The request » From the listing below, pull out all lines with "pretty" in them.

- - - -

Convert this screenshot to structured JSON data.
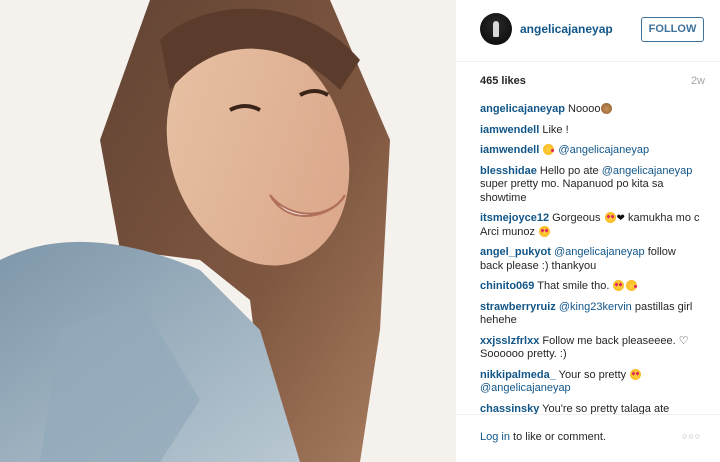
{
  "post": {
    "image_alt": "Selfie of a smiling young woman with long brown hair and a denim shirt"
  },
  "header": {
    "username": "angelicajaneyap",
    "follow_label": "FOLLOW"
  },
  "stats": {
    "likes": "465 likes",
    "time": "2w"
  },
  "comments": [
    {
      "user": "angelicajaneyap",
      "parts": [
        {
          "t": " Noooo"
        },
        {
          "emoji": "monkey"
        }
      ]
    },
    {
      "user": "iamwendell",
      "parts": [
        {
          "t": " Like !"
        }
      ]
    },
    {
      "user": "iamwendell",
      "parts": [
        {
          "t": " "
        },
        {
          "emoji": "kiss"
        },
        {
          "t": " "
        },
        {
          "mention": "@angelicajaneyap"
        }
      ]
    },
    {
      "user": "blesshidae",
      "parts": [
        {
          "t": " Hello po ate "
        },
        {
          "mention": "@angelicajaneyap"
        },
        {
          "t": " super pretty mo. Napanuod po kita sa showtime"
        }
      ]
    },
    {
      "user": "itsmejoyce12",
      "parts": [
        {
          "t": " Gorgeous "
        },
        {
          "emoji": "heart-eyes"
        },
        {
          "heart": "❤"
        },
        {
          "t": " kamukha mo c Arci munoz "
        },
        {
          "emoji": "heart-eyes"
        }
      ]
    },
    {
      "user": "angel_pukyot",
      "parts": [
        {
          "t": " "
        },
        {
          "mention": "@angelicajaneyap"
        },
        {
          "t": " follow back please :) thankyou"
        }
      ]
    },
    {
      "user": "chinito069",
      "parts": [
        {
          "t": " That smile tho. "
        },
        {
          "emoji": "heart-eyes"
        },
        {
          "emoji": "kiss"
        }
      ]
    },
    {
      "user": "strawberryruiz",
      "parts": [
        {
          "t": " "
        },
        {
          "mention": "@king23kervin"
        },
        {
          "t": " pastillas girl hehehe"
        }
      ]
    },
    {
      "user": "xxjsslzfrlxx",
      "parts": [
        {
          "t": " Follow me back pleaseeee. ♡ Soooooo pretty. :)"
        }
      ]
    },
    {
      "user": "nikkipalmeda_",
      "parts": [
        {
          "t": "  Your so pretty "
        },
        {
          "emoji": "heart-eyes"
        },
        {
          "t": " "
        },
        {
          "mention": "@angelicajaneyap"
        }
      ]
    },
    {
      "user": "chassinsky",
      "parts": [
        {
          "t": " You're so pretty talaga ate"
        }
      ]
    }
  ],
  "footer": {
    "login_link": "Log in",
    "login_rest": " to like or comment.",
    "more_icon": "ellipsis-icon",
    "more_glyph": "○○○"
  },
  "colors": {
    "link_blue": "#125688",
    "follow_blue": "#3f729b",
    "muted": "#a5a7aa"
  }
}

- - - -

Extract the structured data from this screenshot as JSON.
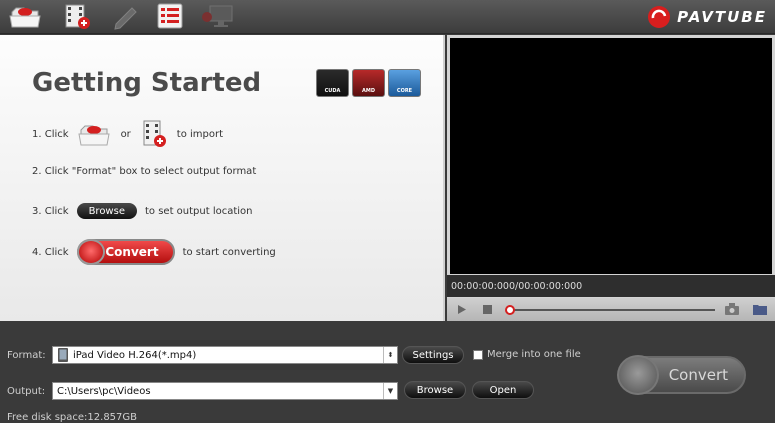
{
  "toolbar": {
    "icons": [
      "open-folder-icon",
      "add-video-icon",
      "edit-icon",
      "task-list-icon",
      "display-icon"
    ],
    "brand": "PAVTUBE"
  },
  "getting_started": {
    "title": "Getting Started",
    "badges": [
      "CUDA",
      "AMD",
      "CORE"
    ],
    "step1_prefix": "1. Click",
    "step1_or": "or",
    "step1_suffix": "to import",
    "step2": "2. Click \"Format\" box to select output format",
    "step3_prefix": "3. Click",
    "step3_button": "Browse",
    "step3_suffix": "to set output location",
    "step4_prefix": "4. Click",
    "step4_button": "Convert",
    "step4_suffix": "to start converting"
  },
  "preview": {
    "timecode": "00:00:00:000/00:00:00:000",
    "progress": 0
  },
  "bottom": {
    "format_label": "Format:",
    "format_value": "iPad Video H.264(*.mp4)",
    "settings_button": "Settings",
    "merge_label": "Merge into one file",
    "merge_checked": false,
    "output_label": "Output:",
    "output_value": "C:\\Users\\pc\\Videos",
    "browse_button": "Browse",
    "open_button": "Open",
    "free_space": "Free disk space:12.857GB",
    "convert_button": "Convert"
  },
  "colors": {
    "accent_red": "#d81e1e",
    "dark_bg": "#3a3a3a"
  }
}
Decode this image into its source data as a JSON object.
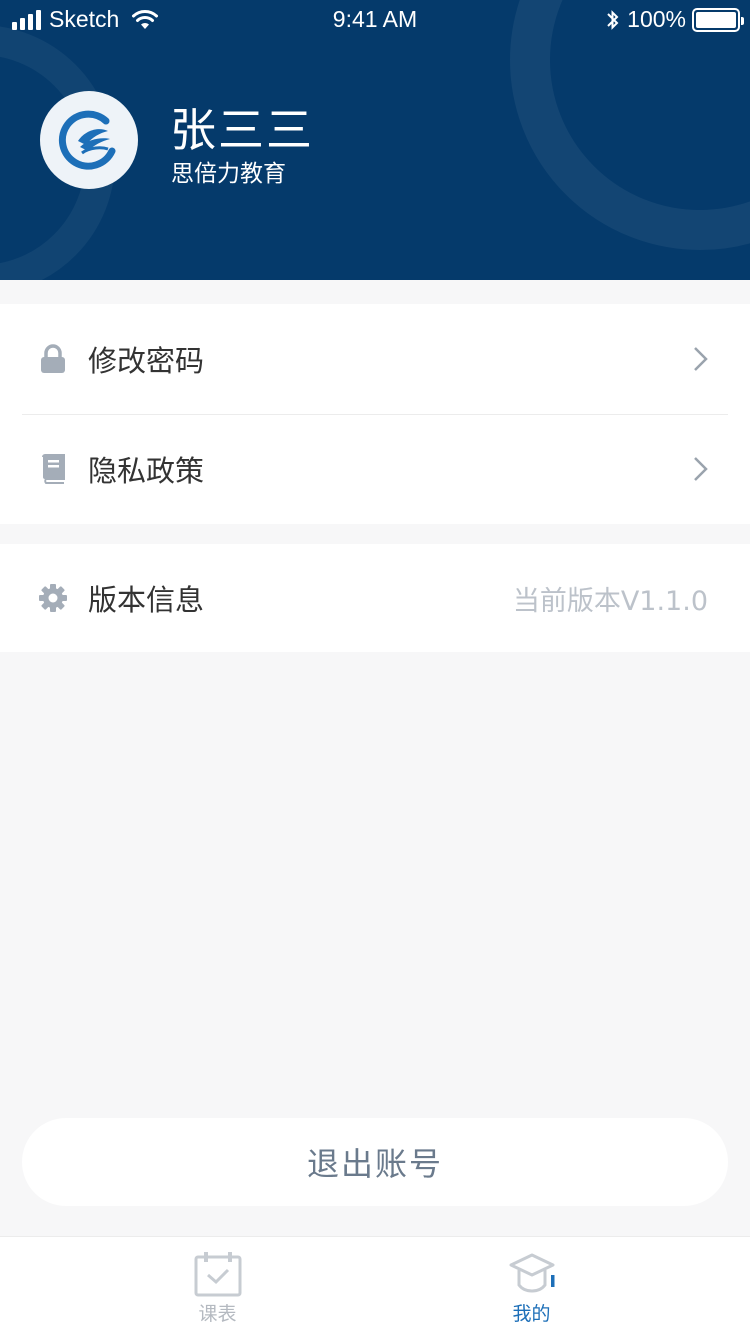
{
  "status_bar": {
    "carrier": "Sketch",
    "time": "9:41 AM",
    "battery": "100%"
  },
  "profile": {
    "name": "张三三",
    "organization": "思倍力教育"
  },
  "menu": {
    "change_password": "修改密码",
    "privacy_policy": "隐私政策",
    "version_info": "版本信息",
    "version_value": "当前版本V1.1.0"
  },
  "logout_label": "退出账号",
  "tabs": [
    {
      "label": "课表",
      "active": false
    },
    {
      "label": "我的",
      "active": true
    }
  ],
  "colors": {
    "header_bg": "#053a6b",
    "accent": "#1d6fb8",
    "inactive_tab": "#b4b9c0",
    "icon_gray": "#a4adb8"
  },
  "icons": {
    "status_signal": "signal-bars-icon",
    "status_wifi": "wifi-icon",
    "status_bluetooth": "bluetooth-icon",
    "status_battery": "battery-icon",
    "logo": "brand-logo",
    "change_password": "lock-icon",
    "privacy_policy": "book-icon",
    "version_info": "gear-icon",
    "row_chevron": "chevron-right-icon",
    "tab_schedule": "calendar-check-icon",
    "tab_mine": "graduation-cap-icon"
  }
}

- - - -

Task response »
          "t": " super pretty mo. Napanuod po kita sa showtime"
          "t": " Follow me back pleaseeee. ♡ Soooooo pretty. :)"
          "t": "  Your so pretty "
          "t": " You're so pretty talaga ate"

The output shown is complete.